• [Exercise]:
Return the data exactly, with all pictures removed.

##########

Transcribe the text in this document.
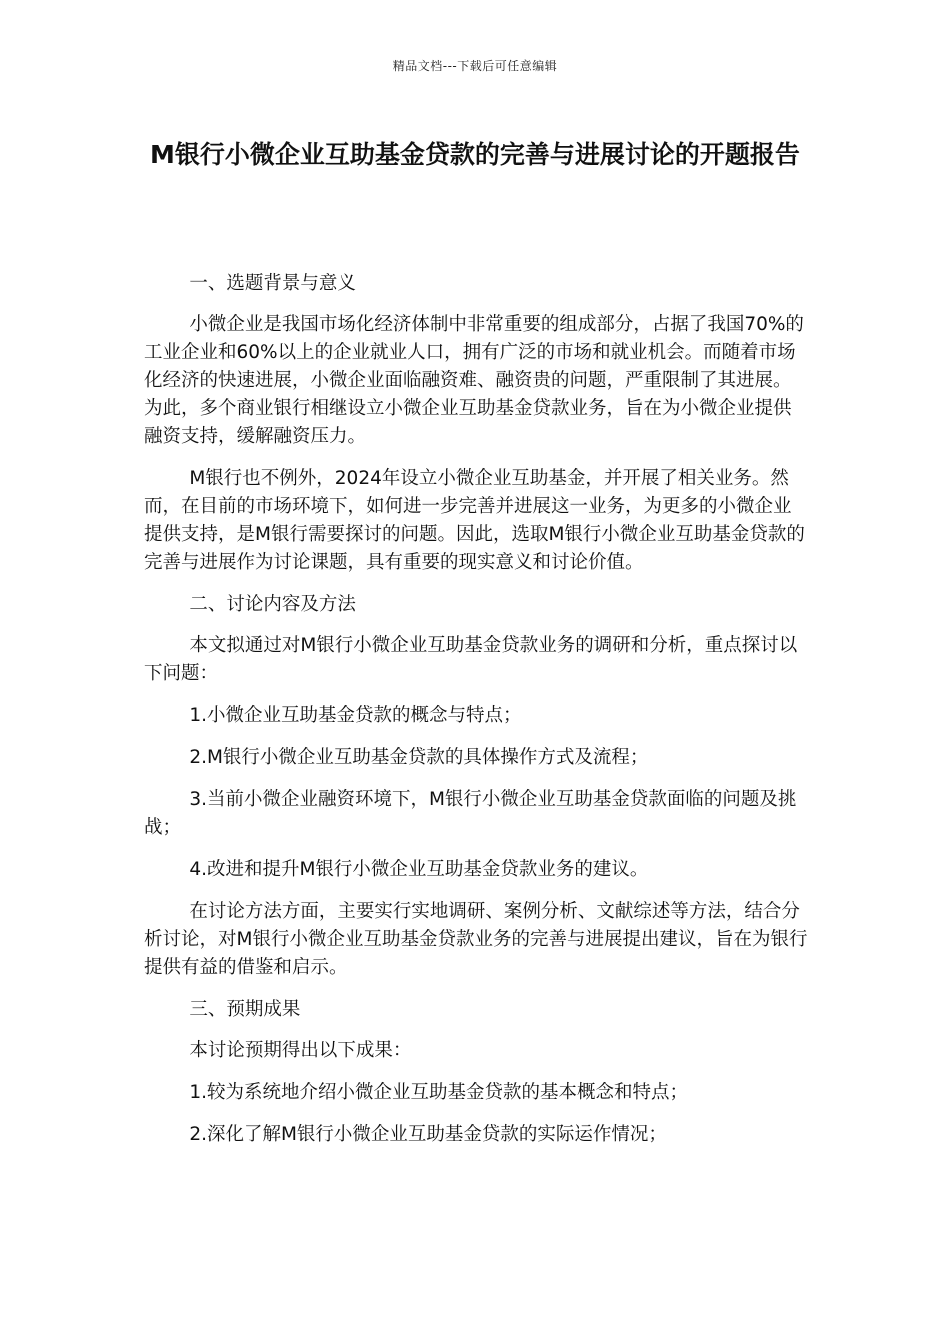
精品文档---下载后可任意编辑
M银行小微企业互助基金贷款的完善与进展讨论的开题报告

一、选题背景与意义

小微企业是我国市场化经济体制中非常重要的组成部分，占据了我国70%的工业企业和60%以上的企业就业人口，拥有广泛的市场和就业机会。而随着市场化经济的快速进展，小微企业面临融资难、融资贵的问题，严重限制了其进展。为此，多个商业银行相继设立小微企业互助基金贷款业务，旨在为小微企业提供融资支持，缓解融资压力。

M银行也不例外，2024年设立小微企业互助基金，并开展了相关业务。然而，在目前的市场环境下，如何进一步完善并进展这一业务，为更多的小微企业提供支持，是M银行需要探讨的问题。因此，选取M银行小微企业互助基金贷款的完善与进展作为讨论课题，具有重要的现实意义和讨论价值。

二、讨论内容及方法

本文拟通过对M银行小微企业互助基金贷款业务的调研和分析，重点探讨以下问题：

1.小微企业互助基金贷款的概念与特点；

2.M银行小微企业互助基金贷款的具体操作方式及流程；

3.当前小微企业融资环境下，M银行小微企业互助基金贷款面临的问题及挑战；

4.改进和提升M银行小微企业互助基金贷款业务的建议。

在讨论方法方面，主要实行实地调研、案例分析、文献综述等方法，结合分析讨论，对M银行小微企业互助基金贷款业务的完善与进展提出建议，旨在为银行提供有益的借鉴和启示。

三、预期成果

本讨论预期得出以下成果：

1.较为系统地介绍小微企业互助基金贷款的基本概念和特点；

2.深化了解M银行小微企业互助基金贷款的实际运作情况；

##########

• [Finished answer]:
Transcribe the text in this document.
精品文档---下载后可任意编辑
M银行小微企业互助基金贷款的完善与进展讨论的开题报告

一、选题背景与意义

小微企业是我国市场化经济体制中非常重要的组成部分，占据了我国70%的工业企业和60%以上的企业就业人口，拥有广泛的市场和就业机会。而随着市场化经济的快速进展，小微企业面临融资难、融资贵的问题，严重限制了其进展。为此，多个商业银行相继设立小微企业互助基金贷款业务，旨在为小微企业提供融资支持，缓解融资压力。

M银行也不例外，2024年设立小微企业互助基金，并开展了相关业务。然而，在目前的市场环境下，如何进一步完善并进展这一业务，为更多的小微企业提供支持，是M银行需要探讨的问题。因此，选取M银行小微企业互助基金贷款的完善与进展作为讨论课题，具有重要的现实意义和讨论价值。

二、讨论内容及方法

本文拟通过对M银行小微企业互助基金贷款业务的调研和分析，重点探讨以下问题：

1.小微企业互助基金贷款的概念与特点；

2.M银行小微企业互助基金贷款的具体操作方式及流程；

3.当前小微企业融资环境下，M银行小微企业互助基金贷款面临的问题及挑战；

4.改进和提升M银行小微企业互助基金贷款业务的建议。

在讨论方法方面，主要实行实地调研、案例分析、文献综述等方法，结合分析讨论，对M银行小微企业互助基金贷款业务的完善与进展提出建议，旨在为银行提供有益的借鉴和启示。

三、预期成果

本讨论预期得出以下成果：

1.较为系统地介绍小微企业互助基金贷款的基本概念和特点；

2.深化了解M银行小微企业互助基金贷款的实际运作情况；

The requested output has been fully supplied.